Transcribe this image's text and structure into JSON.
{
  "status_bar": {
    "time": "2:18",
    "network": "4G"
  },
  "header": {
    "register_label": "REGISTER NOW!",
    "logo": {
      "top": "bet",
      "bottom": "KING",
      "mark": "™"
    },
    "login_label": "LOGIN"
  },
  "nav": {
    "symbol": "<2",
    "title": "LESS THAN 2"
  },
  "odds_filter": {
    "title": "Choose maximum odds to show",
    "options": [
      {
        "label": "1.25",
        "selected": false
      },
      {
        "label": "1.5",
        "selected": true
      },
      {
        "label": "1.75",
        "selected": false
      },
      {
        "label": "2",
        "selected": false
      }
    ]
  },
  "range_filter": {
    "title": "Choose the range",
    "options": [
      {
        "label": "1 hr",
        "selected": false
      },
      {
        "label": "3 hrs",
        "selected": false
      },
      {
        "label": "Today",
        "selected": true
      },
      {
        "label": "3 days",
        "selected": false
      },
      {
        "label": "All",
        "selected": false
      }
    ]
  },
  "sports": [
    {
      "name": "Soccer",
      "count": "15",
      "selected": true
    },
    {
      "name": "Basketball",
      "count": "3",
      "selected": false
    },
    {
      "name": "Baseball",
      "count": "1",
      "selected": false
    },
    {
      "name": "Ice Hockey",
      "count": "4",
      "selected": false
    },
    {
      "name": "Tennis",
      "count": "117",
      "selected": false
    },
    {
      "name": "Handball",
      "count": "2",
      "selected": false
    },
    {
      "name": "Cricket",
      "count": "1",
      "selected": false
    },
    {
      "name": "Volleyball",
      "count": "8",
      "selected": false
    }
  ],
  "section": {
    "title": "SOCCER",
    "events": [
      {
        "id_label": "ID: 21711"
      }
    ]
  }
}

----

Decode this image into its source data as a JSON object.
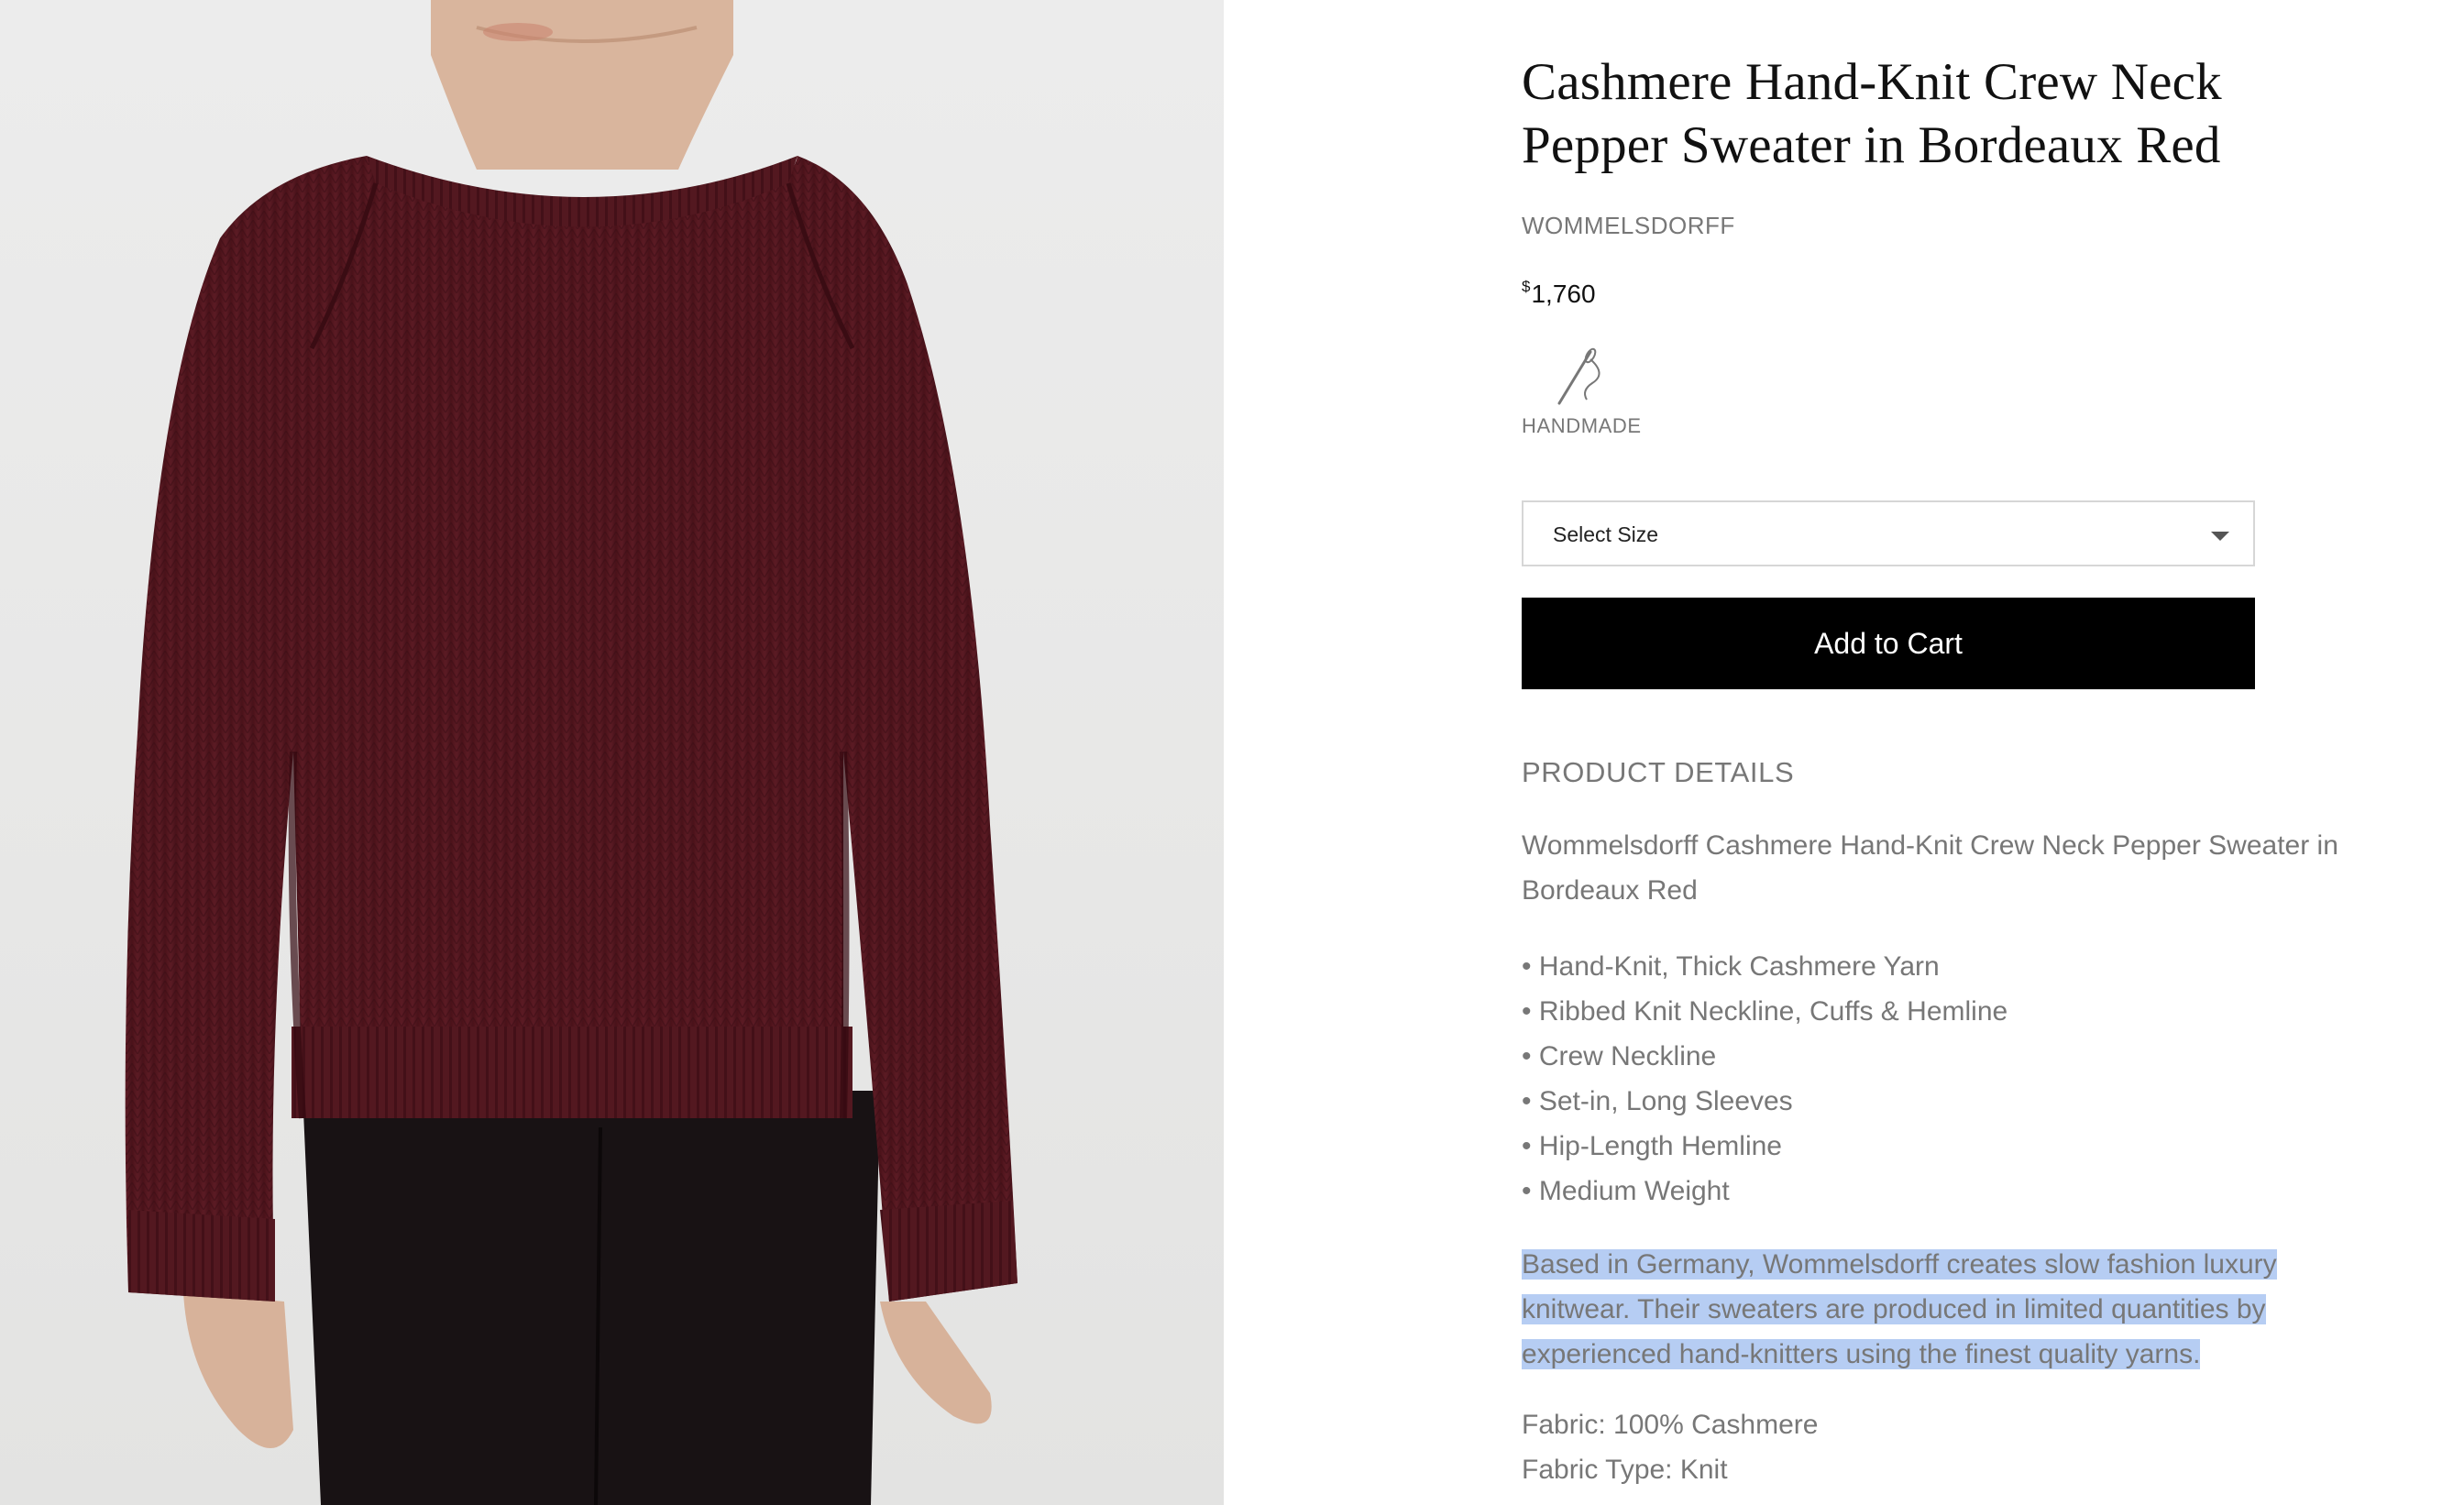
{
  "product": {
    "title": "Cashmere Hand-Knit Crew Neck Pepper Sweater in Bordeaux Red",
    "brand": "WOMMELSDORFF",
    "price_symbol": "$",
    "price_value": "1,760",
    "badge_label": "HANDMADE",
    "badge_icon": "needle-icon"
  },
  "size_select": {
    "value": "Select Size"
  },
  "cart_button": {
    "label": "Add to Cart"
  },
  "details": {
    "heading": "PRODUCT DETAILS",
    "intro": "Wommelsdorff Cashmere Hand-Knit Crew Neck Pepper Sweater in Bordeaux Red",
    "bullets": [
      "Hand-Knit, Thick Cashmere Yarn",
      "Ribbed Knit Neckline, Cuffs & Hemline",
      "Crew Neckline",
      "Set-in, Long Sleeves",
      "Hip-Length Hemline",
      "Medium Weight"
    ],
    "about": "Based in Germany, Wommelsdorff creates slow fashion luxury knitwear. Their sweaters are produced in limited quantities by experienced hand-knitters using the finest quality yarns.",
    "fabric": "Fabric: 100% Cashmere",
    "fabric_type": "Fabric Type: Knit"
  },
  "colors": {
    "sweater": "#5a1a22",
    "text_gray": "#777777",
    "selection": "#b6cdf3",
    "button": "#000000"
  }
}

----

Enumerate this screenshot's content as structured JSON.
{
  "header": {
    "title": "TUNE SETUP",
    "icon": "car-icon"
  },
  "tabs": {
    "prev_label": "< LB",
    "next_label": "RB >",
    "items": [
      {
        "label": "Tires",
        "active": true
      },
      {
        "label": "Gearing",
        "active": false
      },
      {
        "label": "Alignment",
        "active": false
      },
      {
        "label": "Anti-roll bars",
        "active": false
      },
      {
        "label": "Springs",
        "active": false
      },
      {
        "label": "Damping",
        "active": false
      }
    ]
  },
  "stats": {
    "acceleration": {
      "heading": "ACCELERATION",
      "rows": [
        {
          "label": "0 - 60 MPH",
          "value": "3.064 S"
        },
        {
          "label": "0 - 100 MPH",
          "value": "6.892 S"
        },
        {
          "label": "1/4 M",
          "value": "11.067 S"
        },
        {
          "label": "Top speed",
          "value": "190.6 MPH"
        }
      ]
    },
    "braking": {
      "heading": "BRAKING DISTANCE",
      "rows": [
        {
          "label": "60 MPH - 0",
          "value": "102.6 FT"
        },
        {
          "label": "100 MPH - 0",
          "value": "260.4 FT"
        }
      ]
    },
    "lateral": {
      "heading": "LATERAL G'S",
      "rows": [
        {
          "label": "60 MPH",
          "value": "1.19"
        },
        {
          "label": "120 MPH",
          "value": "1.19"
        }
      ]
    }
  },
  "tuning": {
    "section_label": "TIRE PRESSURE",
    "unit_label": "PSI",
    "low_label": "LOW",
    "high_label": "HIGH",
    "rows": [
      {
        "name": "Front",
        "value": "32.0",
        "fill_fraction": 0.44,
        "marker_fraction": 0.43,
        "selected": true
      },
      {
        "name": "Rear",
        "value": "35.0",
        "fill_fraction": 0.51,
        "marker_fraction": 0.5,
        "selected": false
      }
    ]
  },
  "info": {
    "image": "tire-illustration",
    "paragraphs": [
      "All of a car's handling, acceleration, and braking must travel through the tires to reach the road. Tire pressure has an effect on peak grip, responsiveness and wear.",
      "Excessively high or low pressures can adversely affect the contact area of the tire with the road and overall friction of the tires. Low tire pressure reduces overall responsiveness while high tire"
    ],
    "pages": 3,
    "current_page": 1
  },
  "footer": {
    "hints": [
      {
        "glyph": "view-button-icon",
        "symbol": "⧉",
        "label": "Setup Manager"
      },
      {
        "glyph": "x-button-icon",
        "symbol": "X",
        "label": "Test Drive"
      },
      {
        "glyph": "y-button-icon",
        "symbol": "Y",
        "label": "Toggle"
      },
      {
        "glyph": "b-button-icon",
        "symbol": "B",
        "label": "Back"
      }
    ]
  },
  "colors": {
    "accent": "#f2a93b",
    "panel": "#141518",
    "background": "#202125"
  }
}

----

**Exercise goal**
Every line that holds the word "name" should be extracted.

**Written response**
      "name": "Soccer",
      "name": "Basketball",
      "name": "Baseball",
      "name": "Ice Hockey",
      "name": "Tennis",
      "name": "Handball",
      "name": "Cricket",
      "name": "Volleyball",
        "name": "Front",
        "name": "Rear",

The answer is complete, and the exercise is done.